## WHAT TO WORK ON
Check the listing below for lines that hold "image". How many are there? Please give only the number.

## PROVIDED INFORMATION
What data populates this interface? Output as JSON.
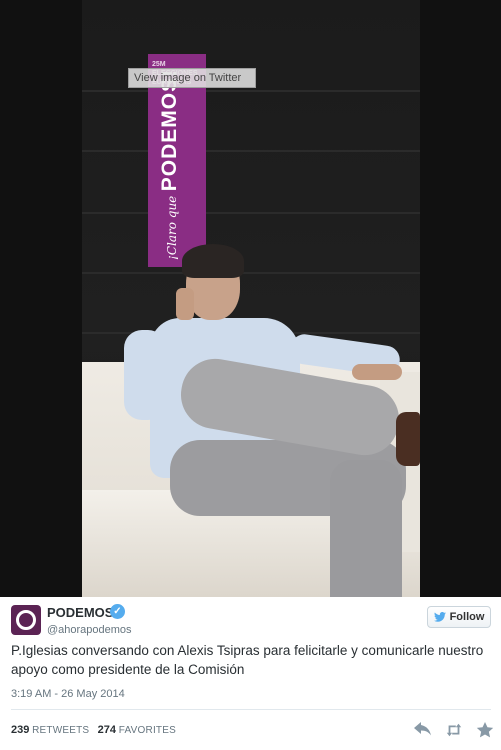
{
  "media": {
    "overlay_label": "View image on Twitter",
    "banner_top_text": "25M ELECCIONES EUROPEAS",
    "banner_script_text": "¡Claro que",
    "banner_main_text": "PODEMOS!"
  },
  "tweet": {
    "display_name": "PODEMOS",
    "verified_mark": "✓",
    "handle": "@ahorapodemos",
    "follow_label": "Follow",
    "text": "P.Iglesias conversando con Alexis Tsipras para felicitarle y comunicarle nuestro apoyo como presidente de la Comisión",
    "timestamp": "3:19 AM - 26 May 2014",
    "retweets_count": "239",
    "retweets_label": "RETWEETS",
    "favorites_count": "274",
    "favorites_label": "FAVORITES"
  },
  "icons": {
    "follow": "twitter-bird-icon",
    "reply": "reply-icon",
    "retweet": "retweet-icon",
    "favorite": "star-icon"
  },
  "colors": {
    "brand_purple": "#8a2d84",
    "avatar_purple": "#5b2354",
    "twitter_blue": "#55acee",
    "text": "#292f33",
    "muted": "#66757f"
  }
}
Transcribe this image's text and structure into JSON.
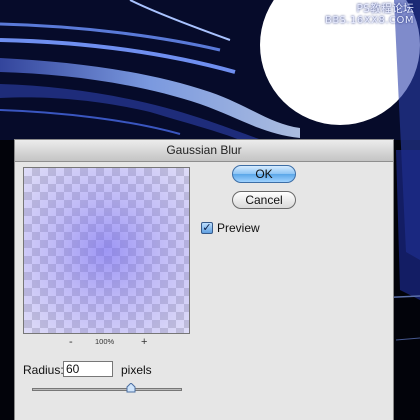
{
  "watermark": {
    "line1": "PS教程论坛",
    "line2": "BBS.16XX8.COM"
  },
  "dialog": {
    "title": "Gaussian Blur",
    "ok_label": "OK",
    "cancel_label": "Cancel",
    "preview_label": "Preview",
    "preview_checked": true,
    "zoom": {
      "minus": "-",
      "level": "100%",
      "plus": "+"
    },
    "radius": {
      "label": "Radius:",
      "value": "60",
      "unit": "pixels"
    }
  },
  "colors": {
    "ok_button": "#7fbaf0",
    "preview_tint": "#8c82f0",
    "background": "#02030a"
  }
}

## TASK SOLUTION
2